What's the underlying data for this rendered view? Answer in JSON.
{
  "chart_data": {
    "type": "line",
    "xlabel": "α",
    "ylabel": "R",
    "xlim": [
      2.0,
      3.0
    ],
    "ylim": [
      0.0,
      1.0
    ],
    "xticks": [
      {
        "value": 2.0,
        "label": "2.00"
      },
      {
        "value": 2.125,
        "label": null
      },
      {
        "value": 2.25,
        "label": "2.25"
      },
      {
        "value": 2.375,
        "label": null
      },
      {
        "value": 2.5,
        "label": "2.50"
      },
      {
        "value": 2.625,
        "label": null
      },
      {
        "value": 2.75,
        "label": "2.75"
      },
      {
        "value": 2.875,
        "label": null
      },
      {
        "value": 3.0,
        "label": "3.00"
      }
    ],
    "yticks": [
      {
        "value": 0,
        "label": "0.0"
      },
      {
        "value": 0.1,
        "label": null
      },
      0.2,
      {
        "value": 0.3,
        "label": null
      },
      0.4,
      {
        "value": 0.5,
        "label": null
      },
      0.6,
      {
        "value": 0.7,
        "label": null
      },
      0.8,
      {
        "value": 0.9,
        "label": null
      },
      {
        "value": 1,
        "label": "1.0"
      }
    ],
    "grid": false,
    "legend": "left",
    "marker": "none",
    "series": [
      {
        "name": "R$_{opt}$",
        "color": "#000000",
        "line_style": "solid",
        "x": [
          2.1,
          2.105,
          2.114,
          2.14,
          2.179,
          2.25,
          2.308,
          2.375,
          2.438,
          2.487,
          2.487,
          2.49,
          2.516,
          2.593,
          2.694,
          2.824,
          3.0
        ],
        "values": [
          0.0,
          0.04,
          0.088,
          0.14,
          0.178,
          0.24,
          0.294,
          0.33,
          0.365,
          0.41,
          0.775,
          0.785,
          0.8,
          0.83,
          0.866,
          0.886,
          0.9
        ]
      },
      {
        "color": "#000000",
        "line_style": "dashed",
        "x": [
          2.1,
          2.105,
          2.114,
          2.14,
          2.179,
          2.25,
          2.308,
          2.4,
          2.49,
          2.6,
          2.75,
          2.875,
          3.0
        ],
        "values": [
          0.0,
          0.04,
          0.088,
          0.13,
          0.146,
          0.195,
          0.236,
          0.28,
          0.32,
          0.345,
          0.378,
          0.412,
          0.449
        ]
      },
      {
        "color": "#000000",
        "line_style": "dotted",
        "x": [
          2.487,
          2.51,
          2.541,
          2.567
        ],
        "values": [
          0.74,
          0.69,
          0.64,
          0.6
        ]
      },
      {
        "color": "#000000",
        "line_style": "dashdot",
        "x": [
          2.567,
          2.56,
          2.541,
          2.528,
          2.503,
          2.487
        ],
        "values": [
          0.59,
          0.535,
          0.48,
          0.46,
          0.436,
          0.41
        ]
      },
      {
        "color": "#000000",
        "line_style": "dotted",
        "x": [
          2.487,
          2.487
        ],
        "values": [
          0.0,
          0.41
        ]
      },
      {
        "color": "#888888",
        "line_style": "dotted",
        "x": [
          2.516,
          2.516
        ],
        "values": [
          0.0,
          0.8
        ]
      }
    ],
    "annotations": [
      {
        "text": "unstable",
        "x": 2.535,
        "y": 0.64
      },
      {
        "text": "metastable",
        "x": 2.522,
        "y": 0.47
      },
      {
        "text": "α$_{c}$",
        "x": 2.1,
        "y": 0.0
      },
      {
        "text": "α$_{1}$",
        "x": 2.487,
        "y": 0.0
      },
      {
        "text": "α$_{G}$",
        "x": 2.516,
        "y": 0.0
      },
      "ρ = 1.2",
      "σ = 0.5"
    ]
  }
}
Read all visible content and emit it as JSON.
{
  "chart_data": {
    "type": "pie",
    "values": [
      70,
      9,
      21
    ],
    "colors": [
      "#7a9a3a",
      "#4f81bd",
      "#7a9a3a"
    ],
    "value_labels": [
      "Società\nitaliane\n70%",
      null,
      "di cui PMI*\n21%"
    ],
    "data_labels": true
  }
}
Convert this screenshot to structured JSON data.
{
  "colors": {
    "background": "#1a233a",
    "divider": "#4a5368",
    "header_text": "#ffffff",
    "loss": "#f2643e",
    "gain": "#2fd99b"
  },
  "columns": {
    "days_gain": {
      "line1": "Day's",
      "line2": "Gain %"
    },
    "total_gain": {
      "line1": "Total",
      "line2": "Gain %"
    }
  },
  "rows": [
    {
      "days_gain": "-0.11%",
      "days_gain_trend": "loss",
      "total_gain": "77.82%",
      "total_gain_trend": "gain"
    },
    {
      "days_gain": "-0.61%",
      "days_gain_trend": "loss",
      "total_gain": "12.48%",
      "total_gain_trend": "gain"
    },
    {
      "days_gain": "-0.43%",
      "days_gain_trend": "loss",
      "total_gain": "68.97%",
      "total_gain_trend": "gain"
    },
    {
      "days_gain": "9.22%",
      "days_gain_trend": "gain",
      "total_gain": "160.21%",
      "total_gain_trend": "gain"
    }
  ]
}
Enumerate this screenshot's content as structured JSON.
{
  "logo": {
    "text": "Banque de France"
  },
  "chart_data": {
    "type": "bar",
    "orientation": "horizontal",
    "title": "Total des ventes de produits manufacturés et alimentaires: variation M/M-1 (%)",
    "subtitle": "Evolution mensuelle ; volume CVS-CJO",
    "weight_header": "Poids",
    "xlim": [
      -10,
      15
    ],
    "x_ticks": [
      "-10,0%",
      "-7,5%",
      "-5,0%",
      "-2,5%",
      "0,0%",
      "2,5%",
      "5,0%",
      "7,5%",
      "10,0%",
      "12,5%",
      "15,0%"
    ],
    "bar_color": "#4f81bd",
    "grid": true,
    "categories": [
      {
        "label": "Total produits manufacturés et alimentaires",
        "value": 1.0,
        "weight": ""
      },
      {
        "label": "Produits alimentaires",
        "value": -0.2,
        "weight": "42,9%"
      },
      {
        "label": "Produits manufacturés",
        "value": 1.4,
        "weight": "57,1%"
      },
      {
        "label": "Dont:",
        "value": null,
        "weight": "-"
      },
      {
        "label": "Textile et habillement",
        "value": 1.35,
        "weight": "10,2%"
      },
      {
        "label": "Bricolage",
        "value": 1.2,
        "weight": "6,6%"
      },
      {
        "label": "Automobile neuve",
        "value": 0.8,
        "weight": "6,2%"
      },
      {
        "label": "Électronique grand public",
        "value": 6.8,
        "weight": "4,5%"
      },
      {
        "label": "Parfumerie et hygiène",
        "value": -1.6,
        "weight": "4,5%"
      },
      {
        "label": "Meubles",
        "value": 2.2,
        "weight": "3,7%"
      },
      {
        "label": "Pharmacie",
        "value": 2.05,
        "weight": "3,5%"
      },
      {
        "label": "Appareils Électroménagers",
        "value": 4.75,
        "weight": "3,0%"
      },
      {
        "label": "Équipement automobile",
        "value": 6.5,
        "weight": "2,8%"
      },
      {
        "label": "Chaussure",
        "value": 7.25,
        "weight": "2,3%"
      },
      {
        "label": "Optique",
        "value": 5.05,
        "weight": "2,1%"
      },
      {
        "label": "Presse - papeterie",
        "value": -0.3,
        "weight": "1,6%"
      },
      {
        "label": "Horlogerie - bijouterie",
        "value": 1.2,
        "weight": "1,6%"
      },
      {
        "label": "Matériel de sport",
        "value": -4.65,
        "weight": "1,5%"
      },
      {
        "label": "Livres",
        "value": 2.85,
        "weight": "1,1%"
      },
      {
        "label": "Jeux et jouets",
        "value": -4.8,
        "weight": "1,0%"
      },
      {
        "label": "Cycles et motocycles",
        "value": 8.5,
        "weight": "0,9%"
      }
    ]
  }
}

══════════════════════════════

__The request__
Your task is to retype all the records above with nothing left out.

__Full response__
What's the underlying data for this rendered view? Answer in JSON.
{
  "chart_data": {
    "type": "line",
    "xlabel": "α",
    "ylabel": "R",
    "xlim": [
      2.0,
      3.0
    ],
    "ylim": [
      0.0,
      1.0
    ],
    "xticks": [
      {
        "value": 2.0,
        "label": "2.00"
      },
      {
        "value": 2.125,
        "label": null
      },
      {
        "value": 2.25,
        "label": "2.25"
      },
      {
        "value": 2.375,
        "label": null
      },
      {
        "value": 2.5,
        "label": "2.50"
      },
      {
        "value": 2.625,
        "label": null
      },
      {
        "value": 2.75,
        "label": "2.75"
      },
      {
        "value": 2.875,
        "label": null
      },
      {
        "value": 3.0,
        "label": "3.00"
      }
    ],
    "yticks": [
      {
        "value": 0,
        "label": "0.0"
      },
      {
        "value": 0.1,
        "label": null
      },
      0.2,
      {
        "value": 0.3,
        "label": null
      },
      0.4,
      {
        "value": 0.5,
        "label": null
      },
      0.6,
      {
        "value": 0.7,
        "label": null
      },
      0.8,
      {
        "value": 0.9,
        "label": null
      },
      {
        "value": 1,
        "label": "1.0"
      }
    ],
    "grid": false,
    "legend": "left",
    "marker": "none",
    "series": [
      {
        "name": "R$_{opt}$",
        "color": "#000000",
        "line_style": "solid",
        "x": [
          2.1,
          2.105,
          2.114,
          2.14,
          2.179,
          2.25,
          2.308,
          2.375,
          2.438,
          2.487,
          2.487,
          2.49,
          2.516,
          2.593,
          2.694,
          2.824,
          3.0
        ],
        "values": [
          0.0,
          0.04,
          0.088,
          0.14,
          0.178,
          0.24,
          0.294,
          0.33,
          0.365,
          0.41,
          0.775,
          0.785,
          0.8,
          0.83,
          0.866,
          0.886,
          0.9
        ]
      },
      {
        "color": "#000000",
        "line_style": "dashed",
        "x": [
          2.1,
          2.105,
          2.114,
          2.14,
          2.179,
          2.25,
          2.308,
          2.4,
          2.49,
          2.6,
          2.75,
          2.875,
          3.0
        ],
        "values": [
          0.0,
          0.04,
          0.088,
          0.13,
          0.146,
          0.195,
          0.236,
          0.28,
          0.32,
          0.345,
          0.378,
          0.412,
          0.449
        ]
      },
      {
        "color": "#000000",
        "line_style": "dotted",
        "x": [
          2.487,
          2.51,
          2.541,
          2.567
        ],
        "values": [
          0.74,
          0.69,
          0.64,
          0.6
        ]
      },
      {
        "color": "#000000",
        "line_style": "dashdot",
        "x": [
          2.567,
          2.56,
          2.541,
          2.528,
          2.503,
          2.487
        ],
        "values": [
          0.59,
          0.535,
          0.48,
          0.46,
          0.436,
          0.41
        ]
      },
      {
        "color": "#000000",
        "line_style": "dotted",
        "x": [
          2.487,
          2.487
        ],
        "values": [
          0.0,
          0.41
        ]
      },
      {
        "color": "#888888",
        "line_style": "dotted",
        "x": [
          2.516,
          2.516
        ],
        "values": [
          0.0,
          0.8
        ]
      }
    ],
    "annotations": [
      {
        "text": "unstable",
        "x": 2.535,
        "y": 0.64
      },
      {
        "text": "metastable",
        "x": 2.522,
        "y": 0.47
      },
      {
        "text": "α$_{c}$",
        "x": 2.1,
        "y": 0.0
      },
      {
        "text": "α$_{1}$",
        "x": 2.487,
        "y": 0.0
      },
      {
        "text": "α$_{G}$",
        "x": 2.516,
        "y": 0.0
      },
      "ρ = 1.2",
      "σ = 0.5"
    ]
  }
}
Read all visible content and emit it as JSON.
{
  "chart_data": {
    "type": "pie",
    "values": [
      70,
      9,
      21
    ],
    "colors": [
      "#7a9a3a",
      "#4f81bd",
      "#7a9a3a"
    ],
    "value_labels": [
      "Società\nitaliane\n70%",
      null,
      "di cui PMI*\n21%"
    ],
    "data_labels": true
  }
}
Convert this screenshot to structured JSON data.
{
  "colors": {
    "background": "#1a233a",
    "divider": "#4a5368",
    "header_text": "#ffffff",
    "loss": "#f2643e",
    "gain": "#2fd99b"
  },
  "columns": {
    "days_gain": {
      "line1": "Day's",
      "line2": "Gain %"
    },
    "total_gain": {
      "line1": "Total",
      "line2": "Gain %"
    }
  },
  "rows": [
    {
      "days_gain": "-0.11%",
      "days_gain_trend": "loss",
      "total_gain": "77.82%",
      "total_gain_trend": "gain"
    },
    {
      "days_gain": "-0.61%",
      "days_gain_trend": "loss",
      "total_gain": "12.48%",
      "total_gain_trend": "gain"
    },
    {
      "days_gain": "-0.43%",
      "days_gain_trend": "loss",
      "total_gain": "68.97%",
      "total_gain_trend": "gain"
    },
    {
      "days_gain": "9.22%",
      "days_gain_trend": "gain",
      "total_gain": "160.21%",
      "total_gain_trend": "gain"
    }
  ]
}
Enumerate this screenshot's content as structured JSON.
{
  "logo": {
    "text": "Banque de France"
  },
  "chart_data": {
    "type": "bar",
    "orientation": "horizontal",
    "title": "Total des ventes de produits manufacturés et alimentaires: variation M/M-1 (%)",
    "subtitle": "Evolution mensuelle ; volume CVS-CJO",
    "weight_header": "Poids",
    "xlim": [
      -10,
      15
    ],
    "x_ticks": [
      "-10,0%",
      "-7,5%",
      "-5,0%",
      "-2,5%",
      "0,0%",
      "2,5%",
      "5,0%",
      "7,5%",
      "10,0%",
      "12,5%",
      "15,0%"
    ],
    "bar_color": "#4f81bd",
    "grid": true,
    "categories": [
      {
        "label": "Total produits manufacturés et alimentaires",
        "value": 1.0,
        "weight": ""
      },
      {
        "label": "Produits alimentaires",
        "value": -0.2,
        "weight": "42,9%"
      },
      {
        "label": "Produits manufacturés",
        "value": 1.4,
        "weight": "57,1%"
      },
      {
        "label": "Dont:",
        "value": null,
        "weight": "-"
      },
      {
        "label": "Textile et habillement",
        "value": 1.35,
        "weight": "10,2%"
      },
      {
        "label": "Bricolage",
        "value": 1.2,
        "weight": "6,6%"
      },
      {
        "label": "Automobile neuve",
        "value": 0.8,
        "weight": "6,2%"
      },
      {
        "label": "Électronique grand public",
        "value": 6.8,
        "weight": "4,5%"
      },
      {
        "label": "Parfumerie et hygiène",
        "value": -1.6,
        "weight": "4,5%"
      },
      {
        "label": "Meubles",
        "value": 2.2,
        "weight": "3,7%"
      },
      {
        "label": "Pharmacie",
        "value": 2.05,
        "weight": "3,5%"
      },
      {
        "label": "Appareils Électroménagers",
        "value": 4.75,
        "weight": "3,0%"
      },
      {
        "label": "Équipement automobile",
        "value": 6.5,
        "weight": "2,8%"
      },
      {
        "label": "Chaussure",
        "value": 7.25,
        "weight": "2,3%"
      },
      {
        "label": "Optique",
        "value": 5.05,
        "weight": "2,1%"
      },
      {
        "label": "Presse - papeterie",
        "value": -0.3,
        "weight": "1,6%"
      },
      {
        "label": "Horlogerie - bijouterie",
        "value": 1.2,
        "weight": "1,6%"
      },
      {
        "label": "Matériel de sport",
        "value": -4.65,
        "weight": "1,5%"
      },
      {
        "label": "Livres",
        "value": 2.85,
        "weight": "1,1%"
      },
      {
        "label": "Jeux et jouets",
        "value": -4.8,
        "weight": "1,0%"
      },
      {
        "label": "Cycles et motocycles",
        "value": 8.5,
        "weight": "0,9%"
      }
    ]
  }
}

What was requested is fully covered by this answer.